:: Work required ::
Locate the lines that hold the string "Sessions". Copy every such line.

:: Supplied material ::

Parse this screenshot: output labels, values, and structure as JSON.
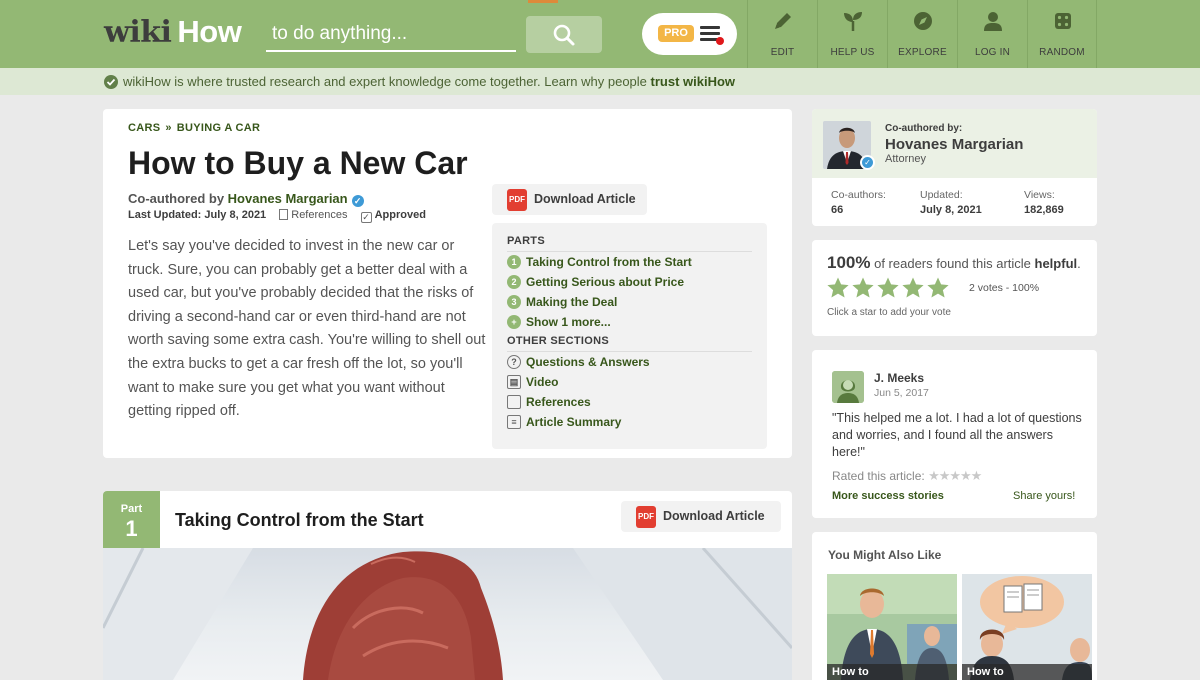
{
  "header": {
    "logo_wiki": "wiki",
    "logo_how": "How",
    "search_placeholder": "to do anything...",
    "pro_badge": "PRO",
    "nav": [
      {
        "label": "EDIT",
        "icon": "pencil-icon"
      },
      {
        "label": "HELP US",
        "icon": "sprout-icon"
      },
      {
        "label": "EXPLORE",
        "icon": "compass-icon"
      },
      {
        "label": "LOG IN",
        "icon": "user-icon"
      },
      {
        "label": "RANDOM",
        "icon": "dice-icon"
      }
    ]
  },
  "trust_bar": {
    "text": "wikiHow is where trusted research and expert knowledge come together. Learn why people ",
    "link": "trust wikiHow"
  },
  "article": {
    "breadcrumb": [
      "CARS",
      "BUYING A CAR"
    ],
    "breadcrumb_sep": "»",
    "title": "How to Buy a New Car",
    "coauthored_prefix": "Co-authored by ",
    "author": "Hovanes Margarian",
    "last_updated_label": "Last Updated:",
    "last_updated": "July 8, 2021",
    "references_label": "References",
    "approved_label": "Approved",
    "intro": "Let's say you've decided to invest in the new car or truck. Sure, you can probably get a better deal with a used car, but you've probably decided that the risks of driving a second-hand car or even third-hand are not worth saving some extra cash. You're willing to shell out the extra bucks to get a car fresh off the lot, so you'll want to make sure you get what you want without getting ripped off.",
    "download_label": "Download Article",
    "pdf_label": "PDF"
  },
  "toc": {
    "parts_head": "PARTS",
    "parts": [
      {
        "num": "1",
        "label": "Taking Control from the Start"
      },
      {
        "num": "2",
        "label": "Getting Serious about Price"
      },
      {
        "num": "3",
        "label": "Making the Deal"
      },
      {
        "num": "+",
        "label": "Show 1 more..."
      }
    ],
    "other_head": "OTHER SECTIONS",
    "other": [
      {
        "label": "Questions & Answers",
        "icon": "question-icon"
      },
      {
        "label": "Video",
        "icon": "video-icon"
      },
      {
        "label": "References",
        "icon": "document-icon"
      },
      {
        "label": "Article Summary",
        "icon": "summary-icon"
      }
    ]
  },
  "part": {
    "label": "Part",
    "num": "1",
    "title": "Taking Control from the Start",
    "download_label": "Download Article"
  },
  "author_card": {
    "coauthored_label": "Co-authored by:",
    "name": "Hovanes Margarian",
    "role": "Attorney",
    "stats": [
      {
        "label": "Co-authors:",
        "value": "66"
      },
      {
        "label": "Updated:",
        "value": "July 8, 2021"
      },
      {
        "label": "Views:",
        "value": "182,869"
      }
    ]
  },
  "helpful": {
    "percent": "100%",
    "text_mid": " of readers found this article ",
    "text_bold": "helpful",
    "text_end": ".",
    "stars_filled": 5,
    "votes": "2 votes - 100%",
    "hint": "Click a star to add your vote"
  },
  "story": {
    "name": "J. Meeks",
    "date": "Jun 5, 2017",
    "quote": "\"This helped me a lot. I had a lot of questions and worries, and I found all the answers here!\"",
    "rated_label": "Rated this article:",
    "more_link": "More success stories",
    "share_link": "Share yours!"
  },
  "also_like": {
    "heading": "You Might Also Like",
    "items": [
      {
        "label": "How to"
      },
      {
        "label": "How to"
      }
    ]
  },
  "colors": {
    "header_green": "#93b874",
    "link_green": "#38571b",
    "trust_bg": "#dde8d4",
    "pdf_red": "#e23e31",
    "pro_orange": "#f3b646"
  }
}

---

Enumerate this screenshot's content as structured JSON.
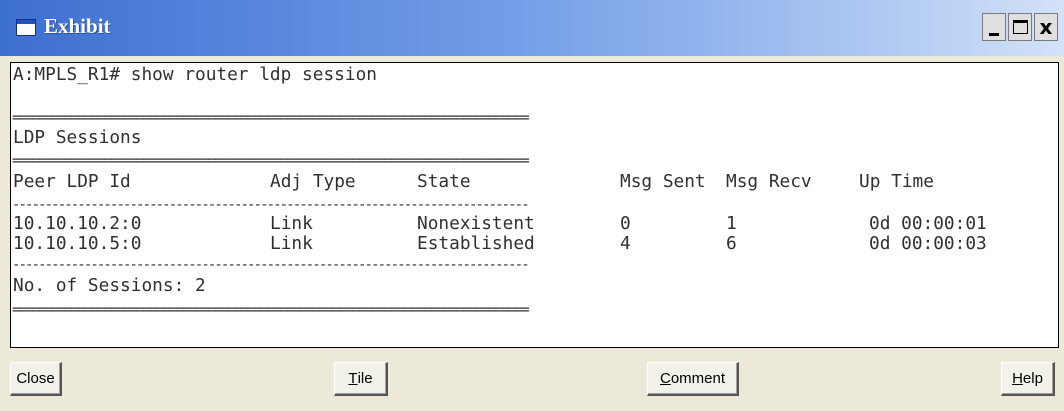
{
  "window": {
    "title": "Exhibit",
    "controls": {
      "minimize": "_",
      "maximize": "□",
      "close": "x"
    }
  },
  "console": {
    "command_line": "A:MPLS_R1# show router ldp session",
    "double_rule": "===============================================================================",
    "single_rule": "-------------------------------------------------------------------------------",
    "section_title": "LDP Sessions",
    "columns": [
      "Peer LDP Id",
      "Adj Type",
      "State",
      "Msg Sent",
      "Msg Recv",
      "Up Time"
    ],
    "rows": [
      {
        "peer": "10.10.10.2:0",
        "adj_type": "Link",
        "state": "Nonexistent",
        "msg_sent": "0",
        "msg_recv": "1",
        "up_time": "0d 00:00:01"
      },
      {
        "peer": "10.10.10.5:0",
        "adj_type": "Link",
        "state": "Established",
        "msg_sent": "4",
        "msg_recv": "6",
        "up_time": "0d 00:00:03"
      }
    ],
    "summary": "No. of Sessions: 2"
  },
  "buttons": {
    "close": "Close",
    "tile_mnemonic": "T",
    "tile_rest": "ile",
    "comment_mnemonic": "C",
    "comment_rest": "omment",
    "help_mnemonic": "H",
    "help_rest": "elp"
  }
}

:: Final result ::
    "section_title": "LDP Sessions",
    "summary": "No. of Sessions: 2"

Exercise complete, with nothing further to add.